STATED PROBLEM: Below are records; count the lines that contain "Double" and give only the total.

RECORD EXCERPTS:
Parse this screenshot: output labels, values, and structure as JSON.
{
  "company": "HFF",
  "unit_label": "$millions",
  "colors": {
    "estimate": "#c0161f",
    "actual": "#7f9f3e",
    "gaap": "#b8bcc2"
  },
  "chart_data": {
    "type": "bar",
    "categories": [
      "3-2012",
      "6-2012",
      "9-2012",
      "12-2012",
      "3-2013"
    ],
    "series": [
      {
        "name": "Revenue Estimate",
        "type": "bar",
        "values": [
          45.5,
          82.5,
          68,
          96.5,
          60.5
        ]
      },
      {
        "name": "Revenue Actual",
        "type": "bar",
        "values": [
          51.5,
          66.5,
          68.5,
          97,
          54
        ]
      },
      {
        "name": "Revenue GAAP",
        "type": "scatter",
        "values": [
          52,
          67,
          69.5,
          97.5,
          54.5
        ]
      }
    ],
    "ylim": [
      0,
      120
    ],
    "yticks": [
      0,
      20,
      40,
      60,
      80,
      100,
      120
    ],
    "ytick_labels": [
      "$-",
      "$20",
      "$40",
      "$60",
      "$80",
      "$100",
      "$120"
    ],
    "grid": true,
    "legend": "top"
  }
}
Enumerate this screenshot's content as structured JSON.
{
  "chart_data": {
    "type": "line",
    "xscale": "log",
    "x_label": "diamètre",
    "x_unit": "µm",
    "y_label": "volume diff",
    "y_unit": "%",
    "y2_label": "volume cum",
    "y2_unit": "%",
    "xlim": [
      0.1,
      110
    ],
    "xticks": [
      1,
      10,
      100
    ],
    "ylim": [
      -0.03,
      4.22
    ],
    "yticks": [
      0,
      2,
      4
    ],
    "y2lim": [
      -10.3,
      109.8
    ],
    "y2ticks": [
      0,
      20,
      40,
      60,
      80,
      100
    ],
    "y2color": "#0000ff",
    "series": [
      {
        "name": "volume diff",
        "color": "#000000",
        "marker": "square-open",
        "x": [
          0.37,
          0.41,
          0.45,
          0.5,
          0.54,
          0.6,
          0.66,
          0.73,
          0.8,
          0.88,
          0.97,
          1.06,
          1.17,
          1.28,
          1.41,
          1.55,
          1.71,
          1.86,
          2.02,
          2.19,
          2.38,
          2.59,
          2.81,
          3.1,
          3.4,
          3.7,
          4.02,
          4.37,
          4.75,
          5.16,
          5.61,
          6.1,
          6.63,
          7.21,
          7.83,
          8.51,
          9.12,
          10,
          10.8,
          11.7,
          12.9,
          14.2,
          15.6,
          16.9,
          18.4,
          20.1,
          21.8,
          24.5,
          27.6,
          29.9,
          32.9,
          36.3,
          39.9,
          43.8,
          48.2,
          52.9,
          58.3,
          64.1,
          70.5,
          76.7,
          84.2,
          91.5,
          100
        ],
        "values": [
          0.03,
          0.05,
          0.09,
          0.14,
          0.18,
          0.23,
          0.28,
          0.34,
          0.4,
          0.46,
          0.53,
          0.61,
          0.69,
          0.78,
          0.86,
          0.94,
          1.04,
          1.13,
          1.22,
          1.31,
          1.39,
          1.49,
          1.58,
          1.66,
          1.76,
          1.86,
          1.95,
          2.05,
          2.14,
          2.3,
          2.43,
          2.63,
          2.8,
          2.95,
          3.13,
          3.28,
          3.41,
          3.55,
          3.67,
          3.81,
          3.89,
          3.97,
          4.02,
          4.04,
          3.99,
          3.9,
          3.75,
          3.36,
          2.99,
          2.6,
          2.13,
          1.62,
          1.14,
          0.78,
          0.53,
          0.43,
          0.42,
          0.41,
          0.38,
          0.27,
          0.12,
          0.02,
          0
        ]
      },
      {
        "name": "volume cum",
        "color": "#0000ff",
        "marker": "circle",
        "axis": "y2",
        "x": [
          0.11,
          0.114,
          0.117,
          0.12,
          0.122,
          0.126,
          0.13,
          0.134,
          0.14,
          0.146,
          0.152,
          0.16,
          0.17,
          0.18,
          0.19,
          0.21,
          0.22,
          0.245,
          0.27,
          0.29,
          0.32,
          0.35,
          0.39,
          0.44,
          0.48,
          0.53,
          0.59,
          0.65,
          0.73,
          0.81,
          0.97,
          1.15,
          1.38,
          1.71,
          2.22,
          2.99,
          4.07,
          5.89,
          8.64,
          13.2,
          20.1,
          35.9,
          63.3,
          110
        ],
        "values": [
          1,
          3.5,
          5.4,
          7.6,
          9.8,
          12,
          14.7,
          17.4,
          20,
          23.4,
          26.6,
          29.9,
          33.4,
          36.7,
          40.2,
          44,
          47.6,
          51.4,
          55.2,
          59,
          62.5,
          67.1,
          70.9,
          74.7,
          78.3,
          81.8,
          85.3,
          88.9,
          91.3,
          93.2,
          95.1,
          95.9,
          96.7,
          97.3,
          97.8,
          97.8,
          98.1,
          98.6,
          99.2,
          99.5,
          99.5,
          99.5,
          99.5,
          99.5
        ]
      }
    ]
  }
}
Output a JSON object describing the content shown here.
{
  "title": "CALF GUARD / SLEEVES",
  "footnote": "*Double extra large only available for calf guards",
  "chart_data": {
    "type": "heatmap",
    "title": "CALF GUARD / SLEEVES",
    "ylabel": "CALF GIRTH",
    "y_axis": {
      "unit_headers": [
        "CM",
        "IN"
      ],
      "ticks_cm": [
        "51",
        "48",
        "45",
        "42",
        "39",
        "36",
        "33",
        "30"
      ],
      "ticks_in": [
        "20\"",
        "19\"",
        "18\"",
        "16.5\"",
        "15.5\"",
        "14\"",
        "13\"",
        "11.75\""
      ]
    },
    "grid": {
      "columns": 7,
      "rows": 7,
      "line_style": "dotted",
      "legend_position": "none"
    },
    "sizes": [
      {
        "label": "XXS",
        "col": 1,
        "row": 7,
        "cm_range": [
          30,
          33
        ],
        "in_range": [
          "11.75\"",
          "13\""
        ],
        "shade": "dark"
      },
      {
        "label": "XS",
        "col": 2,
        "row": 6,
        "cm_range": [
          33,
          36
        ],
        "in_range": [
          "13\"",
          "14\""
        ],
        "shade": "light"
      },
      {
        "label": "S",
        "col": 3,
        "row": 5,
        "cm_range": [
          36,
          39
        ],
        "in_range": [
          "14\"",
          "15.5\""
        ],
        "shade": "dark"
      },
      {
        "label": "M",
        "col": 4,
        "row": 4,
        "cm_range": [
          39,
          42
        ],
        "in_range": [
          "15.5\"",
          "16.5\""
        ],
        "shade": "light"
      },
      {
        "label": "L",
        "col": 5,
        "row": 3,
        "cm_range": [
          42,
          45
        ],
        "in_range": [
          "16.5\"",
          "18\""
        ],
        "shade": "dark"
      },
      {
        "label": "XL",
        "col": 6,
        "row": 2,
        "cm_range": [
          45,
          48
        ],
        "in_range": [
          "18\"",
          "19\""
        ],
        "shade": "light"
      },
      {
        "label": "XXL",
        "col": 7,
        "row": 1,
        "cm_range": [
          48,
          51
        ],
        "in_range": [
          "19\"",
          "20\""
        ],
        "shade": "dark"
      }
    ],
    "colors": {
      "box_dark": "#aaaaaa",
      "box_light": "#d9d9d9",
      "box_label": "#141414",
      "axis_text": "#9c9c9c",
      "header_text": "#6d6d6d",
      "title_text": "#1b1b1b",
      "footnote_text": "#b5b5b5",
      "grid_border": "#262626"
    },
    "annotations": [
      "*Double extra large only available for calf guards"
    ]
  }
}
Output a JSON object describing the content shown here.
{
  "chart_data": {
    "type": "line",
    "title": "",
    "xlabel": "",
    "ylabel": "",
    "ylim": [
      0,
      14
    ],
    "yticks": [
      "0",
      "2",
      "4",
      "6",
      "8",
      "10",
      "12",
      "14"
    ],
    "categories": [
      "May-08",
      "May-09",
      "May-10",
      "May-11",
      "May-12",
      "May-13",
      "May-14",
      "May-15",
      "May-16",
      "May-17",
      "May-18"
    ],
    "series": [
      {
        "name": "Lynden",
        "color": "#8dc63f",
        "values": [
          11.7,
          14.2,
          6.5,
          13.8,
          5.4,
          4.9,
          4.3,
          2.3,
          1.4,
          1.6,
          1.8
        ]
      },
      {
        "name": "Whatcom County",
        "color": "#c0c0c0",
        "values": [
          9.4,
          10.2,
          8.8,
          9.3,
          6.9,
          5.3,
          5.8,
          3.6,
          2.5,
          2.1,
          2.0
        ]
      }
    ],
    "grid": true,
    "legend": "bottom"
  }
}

FULL SOLUTION: 2